**EXERCISE DIRECTIONS:** Read the records below. Copy each line where the string "律师事务所" occurs.

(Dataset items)
::::::::

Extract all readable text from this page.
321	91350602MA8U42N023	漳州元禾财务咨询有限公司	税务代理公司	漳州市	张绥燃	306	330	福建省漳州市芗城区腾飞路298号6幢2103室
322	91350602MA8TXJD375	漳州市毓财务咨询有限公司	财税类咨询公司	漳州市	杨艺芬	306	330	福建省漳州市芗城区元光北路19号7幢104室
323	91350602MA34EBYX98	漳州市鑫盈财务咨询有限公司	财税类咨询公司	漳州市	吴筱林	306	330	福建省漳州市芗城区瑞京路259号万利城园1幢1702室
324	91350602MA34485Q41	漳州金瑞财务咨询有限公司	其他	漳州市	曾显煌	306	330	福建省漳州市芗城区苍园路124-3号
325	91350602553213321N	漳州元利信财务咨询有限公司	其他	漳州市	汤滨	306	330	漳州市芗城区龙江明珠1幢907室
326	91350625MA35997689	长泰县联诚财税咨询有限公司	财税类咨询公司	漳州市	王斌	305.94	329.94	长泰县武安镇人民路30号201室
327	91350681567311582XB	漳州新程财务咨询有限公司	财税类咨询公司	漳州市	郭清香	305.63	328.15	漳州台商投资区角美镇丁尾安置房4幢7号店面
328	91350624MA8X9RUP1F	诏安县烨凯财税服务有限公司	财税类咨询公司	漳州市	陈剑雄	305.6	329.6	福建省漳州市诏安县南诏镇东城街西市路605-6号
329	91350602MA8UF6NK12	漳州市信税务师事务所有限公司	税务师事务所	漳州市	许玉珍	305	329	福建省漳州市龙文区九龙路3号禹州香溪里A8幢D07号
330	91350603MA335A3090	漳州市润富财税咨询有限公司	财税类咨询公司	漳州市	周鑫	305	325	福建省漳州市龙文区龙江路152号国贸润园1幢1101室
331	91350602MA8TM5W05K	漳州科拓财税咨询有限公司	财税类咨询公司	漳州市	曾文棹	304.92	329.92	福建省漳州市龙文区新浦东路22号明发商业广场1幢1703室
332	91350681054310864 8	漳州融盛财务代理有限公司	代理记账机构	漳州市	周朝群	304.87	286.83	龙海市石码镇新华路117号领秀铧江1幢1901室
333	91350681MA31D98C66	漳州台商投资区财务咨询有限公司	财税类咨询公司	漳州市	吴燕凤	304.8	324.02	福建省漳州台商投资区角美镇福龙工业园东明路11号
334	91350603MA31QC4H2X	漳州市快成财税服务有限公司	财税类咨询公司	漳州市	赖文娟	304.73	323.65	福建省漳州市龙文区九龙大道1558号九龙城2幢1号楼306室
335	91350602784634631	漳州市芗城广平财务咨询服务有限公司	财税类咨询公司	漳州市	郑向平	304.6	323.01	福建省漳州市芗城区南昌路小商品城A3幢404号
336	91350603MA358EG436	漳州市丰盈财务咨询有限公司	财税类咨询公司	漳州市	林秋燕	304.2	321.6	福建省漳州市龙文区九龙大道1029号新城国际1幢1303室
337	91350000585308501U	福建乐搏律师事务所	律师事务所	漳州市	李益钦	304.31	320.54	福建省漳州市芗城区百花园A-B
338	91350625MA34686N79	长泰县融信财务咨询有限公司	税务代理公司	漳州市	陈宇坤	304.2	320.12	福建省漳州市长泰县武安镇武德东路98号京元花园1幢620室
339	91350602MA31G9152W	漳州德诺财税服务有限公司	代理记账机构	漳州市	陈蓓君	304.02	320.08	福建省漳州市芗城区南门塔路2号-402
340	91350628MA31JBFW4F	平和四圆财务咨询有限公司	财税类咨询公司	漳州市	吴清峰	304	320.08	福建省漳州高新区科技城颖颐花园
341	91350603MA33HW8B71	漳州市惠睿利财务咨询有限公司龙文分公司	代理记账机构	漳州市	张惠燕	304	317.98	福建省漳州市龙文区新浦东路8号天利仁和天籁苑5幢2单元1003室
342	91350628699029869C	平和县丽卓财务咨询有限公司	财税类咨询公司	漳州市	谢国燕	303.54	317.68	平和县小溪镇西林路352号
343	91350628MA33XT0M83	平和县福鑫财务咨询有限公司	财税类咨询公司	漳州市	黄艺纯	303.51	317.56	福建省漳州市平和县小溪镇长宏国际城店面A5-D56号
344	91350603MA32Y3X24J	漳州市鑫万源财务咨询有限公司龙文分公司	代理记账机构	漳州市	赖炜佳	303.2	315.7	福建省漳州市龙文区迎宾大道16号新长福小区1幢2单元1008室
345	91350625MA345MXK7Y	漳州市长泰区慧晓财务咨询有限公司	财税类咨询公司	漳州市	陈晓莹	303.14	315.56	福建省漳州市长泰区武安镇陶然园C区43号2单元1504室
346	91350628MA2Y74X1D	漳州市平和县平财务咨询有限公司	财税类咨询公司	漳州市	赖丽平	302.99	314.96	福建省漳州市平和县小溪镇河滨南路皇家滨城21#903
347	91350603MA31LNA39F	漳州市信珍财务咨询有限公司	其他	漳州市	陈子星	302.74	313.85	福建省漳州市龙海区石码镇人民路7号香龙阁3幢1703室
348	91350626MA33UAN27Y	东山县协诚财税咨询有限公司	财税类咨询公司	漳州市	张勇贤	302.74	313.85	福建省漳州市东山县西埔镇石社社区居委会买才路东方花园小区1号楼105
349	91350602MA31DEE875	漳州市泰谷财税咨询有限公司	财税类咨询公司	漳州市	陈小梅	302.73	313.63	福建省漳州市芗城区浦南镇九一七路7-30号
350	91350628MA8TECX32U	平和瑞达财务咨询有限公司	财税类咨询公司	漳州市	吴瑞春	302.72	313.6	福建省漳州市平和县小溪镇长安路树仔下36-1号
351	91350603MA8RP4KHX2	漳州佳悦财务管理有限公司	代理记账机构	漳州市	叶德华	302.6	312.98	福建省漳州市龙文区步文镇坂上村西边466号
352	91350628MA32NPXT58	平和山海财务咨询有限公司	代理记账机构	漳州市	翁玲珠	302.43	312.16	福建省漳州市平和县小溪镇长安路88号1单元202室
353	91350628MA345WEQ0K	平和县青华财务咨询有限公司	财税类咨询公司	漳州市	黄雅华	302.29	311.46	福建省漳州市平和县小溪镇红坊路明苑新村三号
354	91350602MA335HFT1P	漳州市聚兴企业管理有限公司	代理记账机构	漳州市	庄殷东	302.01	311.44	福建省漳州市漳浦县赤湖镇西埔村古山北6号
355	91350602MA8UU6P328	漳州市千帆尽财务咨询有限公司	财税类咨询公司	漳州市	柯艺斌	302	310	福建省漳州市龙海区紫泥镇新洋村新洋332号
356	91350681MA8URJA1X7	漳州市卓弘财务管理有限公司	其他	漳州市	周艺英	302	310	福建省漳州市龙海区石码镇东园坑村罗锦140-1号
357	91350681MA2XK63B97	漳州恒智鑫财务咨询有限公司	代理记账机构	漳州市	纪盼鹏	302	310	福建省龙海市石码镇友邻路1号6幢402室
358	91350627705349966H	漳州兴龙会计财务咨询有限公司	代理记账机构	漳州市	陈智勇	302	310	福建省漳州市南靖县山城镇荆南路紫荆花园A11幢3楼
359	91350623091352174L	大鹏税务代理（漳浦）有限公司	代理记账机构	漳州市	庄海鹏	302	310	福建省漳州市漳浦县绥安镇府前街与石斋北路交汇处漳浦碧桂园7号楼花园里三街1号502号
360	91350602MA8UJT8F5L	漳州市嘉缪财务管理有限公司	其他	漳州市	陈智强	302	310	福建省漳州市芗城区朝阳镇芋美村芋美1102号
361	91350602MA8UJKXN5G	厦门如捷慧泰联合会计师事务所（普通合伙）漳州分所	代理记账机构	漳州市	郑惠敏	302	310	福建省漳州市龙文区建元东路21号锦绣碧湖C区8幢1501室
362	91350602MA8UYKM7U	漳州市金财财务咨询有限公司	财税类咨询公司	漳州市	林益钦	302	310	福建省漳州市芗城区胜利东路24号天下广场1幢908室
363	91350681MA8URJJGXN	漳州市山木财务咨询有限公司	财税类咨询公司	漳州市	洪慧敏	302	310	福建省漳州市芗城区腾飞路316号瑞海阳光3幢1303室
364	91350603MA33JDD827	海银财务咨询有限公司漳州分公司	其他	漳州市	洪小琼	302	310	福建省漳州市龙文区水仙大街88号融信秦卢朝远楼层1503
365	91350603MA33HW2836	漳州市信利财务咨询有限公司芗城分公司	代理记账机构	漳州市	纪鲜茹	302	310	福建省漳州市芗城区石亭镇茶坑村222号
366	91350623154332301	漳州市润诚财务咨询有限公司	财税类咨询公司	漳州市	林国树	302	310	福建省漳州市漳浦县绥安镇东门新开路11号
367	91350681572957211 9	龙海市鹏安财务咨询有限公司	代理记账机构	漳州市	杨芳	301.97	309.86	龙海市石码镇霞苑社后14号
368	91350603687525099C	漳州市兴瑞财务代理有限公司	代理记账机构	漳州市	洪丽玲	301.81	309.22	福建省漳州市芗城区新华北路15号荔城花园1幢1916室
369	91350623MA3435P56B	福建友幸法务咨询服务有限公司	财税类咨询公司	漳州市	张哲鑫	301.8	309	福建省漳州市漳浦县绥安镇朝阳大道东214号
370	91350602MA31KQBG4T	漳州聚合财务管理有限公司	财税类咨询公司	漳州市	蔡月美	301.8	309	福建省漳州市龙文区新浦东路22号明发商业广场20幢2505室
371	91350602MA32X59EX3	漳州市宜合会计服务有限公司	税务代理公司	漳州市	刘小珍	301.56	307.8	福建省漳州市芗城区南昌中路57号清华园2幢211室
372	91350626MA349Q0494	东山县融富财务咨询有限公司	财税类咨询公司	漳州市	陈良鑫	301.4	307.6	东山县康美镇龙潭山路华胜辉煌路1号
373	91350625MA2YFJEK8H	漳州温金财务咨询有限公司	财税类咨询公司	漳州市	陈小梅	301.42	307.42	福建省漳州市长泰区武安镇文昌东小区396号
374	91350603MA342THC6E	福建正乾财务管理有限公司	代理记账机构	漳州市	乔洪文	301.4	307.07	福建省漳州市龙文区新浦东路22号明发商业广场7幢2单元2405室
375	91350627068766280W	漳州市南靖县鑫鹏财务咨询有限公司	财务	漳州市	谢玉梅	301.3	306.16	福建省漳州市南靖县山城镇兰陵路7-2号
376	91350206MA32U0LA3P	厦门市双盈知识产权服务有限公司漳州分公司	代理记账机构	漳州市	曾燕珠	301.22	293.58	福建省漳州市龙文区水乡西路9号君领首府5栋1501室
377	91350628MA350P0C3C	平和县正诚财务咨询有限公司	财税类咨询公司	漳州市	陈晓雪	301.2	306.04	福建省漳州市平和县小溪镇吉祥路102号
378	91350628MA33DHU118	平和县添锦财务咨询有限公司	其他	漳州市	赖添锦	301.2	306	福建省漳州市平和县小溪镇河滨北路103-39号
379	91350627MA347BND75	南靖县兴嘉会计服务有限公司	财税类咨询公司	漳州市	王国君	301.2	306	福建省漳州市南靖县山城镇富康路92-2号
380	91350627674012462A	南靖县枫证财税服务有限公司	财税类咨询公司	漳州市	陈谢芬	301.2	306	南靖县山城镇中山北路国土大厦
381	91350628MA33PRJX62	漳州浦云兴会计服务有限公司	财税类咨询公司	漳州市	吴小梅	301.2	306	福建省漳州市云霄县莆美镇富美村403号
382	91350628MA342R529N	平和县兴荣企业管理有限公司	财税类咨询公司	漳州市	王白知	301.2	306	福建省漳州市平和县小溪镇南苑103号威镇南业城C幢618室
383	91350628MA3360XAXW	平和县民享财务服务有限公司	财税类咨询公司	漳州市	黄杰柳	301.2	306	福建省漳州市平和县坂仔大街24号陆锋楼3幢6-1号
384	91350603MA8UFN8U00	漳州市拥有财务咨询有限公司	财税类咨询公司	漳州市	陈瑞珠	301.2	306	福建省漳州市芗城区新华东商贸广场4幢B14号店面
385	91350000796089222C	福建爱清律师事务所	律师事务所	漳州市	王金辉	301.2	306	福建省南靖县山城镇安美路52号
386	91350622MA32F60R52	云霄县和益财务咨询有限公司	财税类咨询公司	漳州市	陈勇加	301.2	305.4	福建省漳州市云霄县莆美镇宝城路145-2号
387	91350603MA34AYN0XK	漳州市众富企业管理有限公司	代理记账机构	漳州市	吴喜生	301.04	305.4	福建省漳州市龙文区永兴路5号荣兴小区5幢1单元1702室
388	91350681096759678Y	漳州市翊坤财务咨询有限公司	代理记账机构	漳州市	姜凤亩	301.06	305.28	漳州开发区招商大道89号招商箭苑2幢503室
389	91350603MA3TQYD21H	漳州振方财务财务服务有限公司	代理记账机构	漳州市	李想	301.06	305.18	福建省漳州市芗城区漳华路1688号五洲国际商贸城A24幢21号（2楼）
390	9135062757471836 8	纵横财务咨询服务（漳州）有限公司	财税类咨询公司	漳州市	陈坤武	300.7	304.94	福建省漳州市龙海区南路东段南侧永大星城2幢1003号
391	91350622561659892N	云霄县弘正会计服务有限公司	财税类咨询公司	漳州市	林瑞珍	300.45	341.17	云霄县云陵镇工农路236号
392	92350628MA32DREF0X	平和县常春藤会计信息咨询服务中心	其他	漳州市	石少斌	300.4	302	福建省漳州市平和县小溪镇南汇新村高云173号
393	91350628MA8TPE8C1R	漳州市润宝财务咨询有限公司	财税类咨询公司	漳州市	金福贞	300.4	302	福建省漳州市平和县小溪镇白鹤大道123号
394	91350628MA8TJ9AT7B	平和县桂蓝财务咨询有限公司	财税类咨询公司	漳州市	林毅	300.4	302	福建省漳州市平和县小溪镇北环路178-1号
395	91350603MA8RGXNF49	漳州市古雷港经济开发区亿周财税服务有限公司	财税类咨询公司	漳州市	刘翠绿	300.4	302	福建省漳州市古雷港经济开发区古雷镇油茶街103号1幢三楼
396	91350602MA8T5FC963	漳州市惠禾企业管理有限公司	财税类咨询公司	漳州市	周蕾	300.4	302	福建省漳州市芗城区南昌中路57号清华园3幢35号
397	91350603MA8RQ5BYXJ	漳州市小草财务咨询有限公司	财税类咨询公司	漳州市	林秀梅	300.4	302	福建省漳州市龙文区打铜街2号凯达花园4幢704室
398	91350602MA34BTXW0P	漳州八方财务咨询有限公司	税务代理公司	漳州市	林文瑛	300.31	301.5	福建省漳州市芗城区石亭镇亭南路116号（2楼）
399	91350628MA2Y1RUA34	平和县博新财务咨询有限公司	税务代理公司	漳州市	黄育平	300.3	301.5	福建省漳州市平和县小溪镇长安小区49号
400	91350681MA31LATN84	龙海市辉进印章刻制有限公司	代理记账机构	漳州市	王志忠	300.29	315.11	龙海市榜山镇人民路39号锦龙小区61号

::::::::

**IN RESPONSE:**
337	91350000585308501U	福建乐搏律师事务所	律师事务所	漳州市	李益钦	304.31	320.54	福建省漳州市芗城区百花园A-B
385	91350000796089222C	福建爱清律师事务所	律师事务所	漳州市	王金辉	301.2	306	福建省南靖县山城镇安美路52号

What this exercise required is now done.